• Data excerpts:

▶

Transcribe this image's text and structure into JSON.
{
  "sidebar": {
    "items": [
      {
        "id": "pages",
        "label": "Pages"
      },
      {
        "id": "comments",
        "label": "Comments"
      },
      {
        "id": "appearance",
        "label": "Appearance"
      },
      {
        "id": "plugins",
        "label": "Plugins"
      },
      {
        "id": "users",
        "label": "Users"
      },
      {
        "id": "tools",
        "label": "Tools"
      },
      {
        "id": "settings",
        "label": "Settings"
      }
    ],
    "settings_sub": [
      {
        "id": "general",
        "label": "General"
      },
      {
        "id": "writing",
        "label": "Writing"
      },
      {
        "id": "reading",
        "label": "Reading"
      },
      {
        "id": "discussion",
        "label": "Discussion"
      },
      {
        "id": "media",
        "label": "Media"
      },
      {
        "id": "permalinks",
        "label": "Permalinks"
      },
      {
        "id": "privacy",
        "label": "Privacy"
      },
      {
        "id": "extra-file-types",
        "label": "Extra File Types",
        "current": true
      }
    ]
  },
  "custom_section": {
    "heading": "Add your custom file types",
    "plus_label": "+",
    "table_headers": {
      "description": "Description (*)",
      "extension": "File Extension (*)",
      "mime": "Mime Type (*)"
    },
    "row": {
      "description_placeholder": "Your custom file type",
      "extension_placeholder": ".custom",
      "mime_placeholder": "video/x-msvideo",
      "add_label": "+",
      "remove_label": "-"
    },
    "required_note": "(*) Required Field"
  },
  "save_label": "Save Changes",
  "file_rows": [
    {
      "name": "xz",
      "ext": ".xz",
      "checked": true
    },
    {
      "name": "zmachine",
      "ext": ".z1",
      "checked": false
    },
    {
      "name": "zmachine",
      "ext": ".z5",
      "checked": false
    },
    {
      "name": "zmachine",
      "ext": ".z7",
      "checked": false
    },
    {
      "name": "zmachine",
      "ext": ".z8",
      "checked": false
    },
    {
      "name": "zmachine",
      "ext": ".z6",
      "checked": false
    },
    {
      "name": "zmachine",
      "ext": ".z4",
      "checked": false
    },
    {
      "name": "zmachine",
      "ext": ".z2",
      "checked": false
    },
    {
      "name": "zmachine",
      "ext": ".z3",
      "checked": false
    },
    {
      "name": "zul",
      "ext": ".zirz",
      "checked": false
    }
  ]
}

◀

• Stated task: Quote each line of the listing above exactly.

• The response:
Transcribe this image's text and structure into JSON.
{
  "sidebar": {
    "items": [
      {
        "id": "pages",
        "label": "Pages"
      },
      {
        "id": "comments",
        "label": "Comments"
      },
      {
        "id": "appearance",
        "label": "Appearance"
      },
      {
        "id": "plugins",
        "label": "Plugins"
      },
      {
        "id": "users",
        "label": "Users"
      },
      {
        "id": "tools",
        "label": "Tools"
      },
      {
        "id": "settings",
        "label": "Settings"
      }
    ],
    "settings_sub": [
      {
        "id": "general",
        "label": "General"
      },
      {
        "id": "writing",
        "label": "Writing"
      },
      {
        "id": "reading",
        "label": "Reading"
      },
      {
        "id": "discussion",
        "label": "Discussion"
      },
      {
        "id": "media",
        "label": "Media"
      },
      {
        "id": "permalinks",
        "label": "Permalinks"
      },
      {
        "id": "privacy",
        "label": "Privacy"
      },
      {
        "id": "extra-file-types",
        "label": "Extra File Types",
        "current": true
      }
    ]
  },
  "custom_section": {
    "heading": "Add your custom file types",
    "plus_label": "+",
    "table_headers": {
      "description": "Description (*)",
      "extension": "File Extension (*)",
      "mime": "Mime Type (*)"
    },
    "row": {
      "description_placeholder": "Your custom file type",
      "extension_placeholder": ".custom",
      "mime_placeholder": "video/x-msvideo",
      "add_label": "+",
      "remove_label": "-"
    },
    "required_note": "(*) Required Field"
  },
  "save_label": "Save Changes",
  "file_rows": [
    {
      "name": "xz",
      "ext": ".xz",
      "checked": true
    },
    {
      "name": "zmachine",
      "ext": ".z1",
      "checked": false
    },
    {
      "name": "zmachine",
      "ext": ".z5",
      "checked": false
    },
    {
      "name": "zmachine",
      "ext": ".z7",
      "checked": false
    },
    {
      "name": "zmachine",
      "ext": ".z8",
      "checked": false
    },
    {
      "name": "zmachine",
      "ext": ".z6",
      "checked": false
    },
    {
      "name": "zmachine",
      "ext": ".z4",
      "checked": false
    },
    {
      "name": "zmachine",
      "ext": ".z2",
      "checked": false
    },
    {
      "name": "zmachine",
      "ext": ".z3",
      "checked": false
    },
    {
      "name": "zul",
      "ext": ".zirz",
      "checked": false
    }
  ]
}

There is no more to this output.